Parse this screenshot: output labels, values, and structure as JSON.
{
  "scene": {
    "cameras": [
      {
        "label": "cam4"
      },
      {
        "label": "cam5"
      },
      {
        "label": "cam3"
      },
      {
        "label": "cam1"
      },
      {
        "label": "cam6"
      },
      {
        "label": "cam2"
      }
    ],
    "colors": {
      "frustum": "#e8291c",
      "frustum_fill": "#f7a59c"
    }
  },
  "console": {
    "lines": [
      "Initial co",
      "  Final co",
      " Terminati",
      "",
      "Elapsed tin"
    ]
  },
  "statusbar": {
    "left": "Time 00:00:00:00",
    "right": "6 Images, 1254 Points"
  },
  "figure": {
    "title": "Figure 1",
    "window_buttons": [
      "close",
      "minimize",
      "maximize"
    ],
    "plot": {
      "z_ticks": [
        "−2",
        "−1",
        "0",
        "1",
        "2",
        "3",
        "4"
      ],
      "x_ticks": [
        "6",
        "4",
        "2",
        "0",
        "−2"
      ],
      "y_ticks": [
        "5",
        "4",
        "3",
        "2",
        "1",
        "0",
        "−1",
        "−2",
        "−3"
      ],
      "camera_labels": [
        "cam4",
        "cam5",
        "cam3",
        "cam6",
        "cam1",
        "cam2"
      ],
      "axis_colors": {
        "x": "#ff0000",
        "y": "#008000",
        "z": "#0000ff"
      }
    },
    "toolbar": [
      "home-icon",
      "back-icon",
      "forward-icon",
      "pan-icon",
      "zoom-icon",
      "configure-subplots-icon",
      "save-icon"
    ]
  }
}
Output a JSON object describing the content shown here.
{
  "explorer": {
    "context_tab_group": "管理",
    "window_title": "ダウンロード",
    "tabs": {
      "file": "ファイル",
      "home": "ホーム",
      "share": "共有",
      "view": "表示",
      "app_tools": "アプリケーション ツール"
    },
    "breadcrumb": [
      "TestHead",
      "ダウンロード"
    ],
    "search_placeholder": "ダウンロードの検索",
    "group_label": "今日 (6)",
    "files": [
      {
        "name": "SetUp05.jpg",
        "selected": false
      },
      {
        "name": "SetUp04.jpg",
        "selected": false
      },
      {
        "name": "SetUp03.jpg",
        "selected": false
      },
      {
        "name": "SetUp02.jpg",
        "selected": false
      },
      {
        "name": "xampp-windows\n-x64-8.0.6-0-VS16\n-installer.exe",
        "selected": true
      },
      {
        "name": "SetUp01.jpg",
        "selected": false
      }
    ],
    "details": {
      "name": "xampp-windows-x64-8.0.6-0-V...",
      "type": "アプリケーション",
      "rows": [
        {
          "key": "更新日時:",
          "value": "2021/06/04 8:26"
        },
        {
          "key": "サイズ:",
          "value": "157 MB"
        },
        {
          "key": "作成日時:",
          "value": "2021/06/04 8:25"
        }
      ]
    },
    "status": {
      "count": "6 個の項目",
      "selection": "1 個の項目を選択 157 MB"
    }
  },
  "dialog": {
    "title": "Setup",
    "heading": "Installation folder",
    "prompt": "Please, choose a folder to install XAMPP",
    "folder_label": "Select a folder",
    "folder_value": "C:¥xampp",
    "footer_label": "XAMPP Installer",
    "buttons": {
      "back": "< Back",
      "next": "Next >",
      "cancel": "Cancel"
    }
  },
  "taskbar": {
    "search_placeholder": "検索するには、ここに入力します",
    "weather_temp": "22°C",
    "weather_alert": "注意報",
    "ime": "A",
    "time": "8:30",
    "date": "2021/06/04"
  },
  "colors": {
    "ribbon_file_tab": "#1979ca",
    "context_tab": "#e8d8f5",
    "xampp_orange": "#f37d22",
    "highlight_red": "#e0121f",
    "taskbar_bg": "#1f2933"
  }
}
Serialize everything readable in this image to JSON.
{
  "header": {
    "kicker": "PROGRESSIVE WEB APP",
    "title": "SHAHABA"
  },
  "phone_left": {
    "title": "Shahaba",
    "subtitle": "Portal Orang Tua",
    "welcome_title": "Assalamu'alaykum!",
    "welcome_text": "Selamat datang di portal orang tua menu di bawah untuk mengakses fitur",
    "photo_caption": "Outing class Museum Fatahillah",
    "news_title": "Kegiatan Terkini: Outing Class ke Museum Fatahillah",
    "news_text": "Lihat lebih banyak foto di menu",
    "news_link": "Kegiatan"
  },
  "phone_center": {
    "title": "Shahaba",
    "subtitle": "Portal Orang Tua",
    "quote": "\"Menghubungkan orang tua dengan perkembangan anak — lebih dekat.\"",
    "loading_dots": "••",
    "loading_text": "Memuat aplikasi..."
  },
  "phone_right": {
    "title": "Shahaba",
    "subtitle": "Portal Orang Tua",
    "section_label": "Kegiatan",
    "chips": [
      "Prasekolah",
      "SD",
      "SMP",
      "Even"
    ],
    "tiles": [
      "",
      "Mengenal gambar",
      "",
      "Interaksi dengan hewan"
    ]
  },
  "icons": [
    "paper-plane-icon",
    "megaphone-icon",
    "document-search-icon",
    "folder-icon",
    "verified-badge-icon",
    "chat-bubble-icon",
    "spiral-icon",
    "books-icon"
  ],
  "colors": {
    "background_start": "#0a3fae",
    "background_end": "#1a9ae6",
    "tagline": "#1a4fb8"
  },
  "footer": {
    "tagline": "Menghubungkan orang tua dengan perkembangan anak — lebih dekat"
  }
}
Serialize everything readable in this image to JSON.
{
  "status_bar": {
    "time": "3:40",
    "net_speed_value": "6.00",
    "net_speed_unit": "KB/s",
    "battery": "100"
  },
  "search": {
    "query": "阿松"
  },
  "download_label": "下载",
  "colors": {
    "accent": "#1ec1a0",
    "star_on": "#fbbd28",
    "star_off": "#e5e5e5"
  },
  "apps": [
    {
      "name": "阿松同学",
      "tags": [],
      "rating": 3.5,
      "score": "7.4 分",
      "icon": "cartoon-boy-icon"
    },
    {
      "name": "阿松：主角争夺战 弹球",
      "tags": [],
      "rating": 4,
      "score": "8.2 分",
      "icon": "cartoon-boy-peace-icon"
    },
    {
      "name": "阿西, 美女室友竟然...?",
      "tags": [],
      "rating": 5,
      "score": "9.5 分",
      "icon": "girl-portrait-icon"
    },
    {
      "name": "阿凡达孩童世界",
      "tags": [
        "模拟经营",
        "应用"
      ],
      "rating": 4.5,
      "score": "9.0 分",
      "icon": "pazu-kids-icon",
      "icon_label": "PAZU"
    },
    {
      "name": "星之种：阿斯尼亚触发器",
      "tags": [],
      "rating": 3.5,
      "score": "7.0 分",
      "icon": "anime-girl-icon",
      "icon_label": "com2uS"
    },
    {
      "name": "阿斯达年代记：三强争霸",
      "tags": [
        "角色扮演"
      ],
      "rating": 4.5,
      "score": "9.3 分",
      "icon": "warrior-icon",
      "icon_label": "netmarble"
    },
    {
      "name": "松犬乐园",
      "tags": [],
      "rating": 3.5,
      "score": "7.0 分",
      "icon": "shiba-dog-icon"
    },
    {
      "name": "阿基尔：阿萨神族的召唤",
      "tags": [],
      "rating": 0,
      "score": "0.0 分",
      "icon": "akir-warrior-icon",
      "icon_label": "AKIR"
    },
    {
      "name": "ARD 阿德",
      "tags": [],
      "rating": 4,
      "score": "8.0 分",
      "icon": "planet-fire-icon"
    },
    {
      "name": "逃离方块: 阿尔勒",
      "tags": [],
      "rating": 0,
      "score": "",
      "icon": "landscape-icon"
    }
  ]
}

* [Stated exercise]: Write out every line from the entries where "アプリケーション" appears.

* [Written answer]:
      "app_tools": "アプリケーション ツール"
      "type": "アプリケーション",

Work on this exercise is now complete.